TASK: Without including any images, reproduce each entry exactly.

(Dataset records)

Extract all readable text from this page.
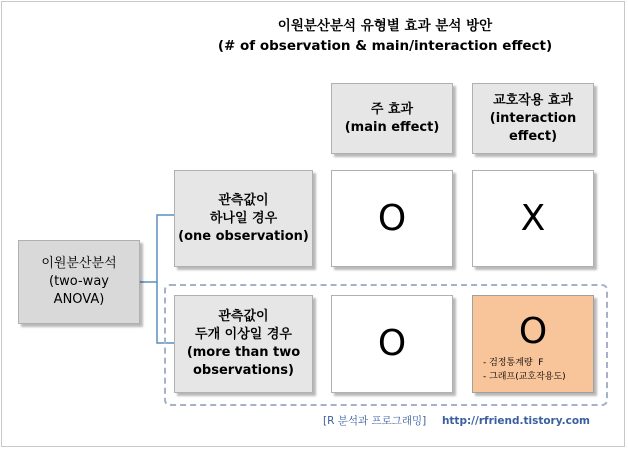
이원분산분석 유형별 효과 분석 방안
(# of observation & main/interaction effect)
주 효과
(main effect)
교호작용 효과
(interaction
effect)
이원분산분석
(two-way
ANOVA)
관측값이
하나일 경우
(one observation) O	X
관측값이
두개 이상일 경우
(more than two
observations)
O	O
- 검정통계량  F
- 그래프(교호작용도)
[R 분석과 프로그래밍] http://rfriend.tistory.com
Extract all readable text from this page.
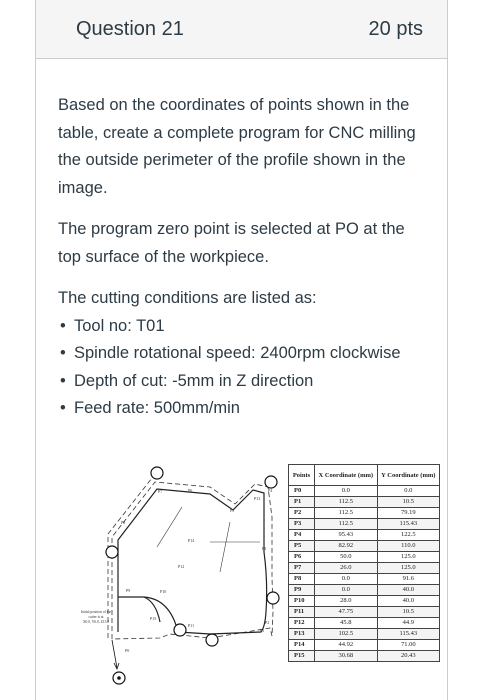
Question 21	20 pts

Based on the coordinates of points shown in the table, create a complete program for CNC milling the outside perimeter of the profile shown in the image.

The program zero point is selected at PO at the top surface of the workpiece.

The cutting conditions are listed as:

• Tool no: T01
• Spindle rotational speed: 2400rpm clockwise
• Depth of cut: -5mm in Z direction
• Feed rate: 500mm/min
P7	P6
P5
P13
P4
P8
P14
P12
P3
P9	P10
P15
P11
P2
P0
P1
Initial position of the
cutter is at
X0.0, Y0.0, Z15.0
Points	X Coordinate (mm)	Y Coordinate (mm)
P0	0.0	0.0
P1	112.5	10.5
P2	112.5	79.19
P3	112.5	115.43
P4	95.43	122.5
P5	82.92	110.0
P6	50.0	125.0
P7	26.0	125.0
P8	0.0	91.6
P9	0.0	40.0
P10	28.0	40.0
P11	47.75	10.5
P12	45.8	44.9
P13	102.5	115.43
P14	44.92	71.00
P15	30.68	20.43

RESULT:
Extract all readable text from this page.
이원분산분석 유형별 효과 분석 방안
(# of observation & main/interaction effect)
주 효과
(main effect)
교호작용 효과
(interaction
effect)
이원분산분석
(two-way
ANOVA)
관측값이
하나일 경우
(one observation) O	X
관측값이
두개 이상일 경우
(more than two
observations)
O	O
- 검정통계량  F
- 그래프(교호작용도)
[R 분석과 프로그래밍] http://rfriend.tistory.com
Extract all readable text from this page.
Question 21	20 pts

Based on the coordinates of points shown in the table, create a complete program for CNC milling the outside perimeter of the profile shown in the image.

The program zero point is selected at PO at the top surface of the workpiece.

The cutting conditions are listed as:

• Tool no: T01
• Spindle rotational speed: 2400rpm clockwise
• Depth of cut: -5mm in Z direction
• Feed rate: 500mm/min
P7	P6
P5
P13
P4
P8
P14
P12
P3
P9	P10
P15
P11
P2
P0
P1
Initial position of the
cutter is at
X0.0, Y0.0, Z15.0
Points	X Coordinate (mm)	Y Coordinate (mm)
P0	0.0	0.0
P1	112.5	10.5
P2	112.5	79.19
P3	112.5	115.43
P4	95.43	122.5
P5	82.92	110.0
P6	50.0	125.0
P7	26.0	125.0
P8	0.0	91.6
P9	0.0	40.0
P10	28.0	40.0
P11	47.75	10.5
P12	45.8	44.9
P13	102.5	115.43
P14	44.92	71.00
P15	30.68	20.43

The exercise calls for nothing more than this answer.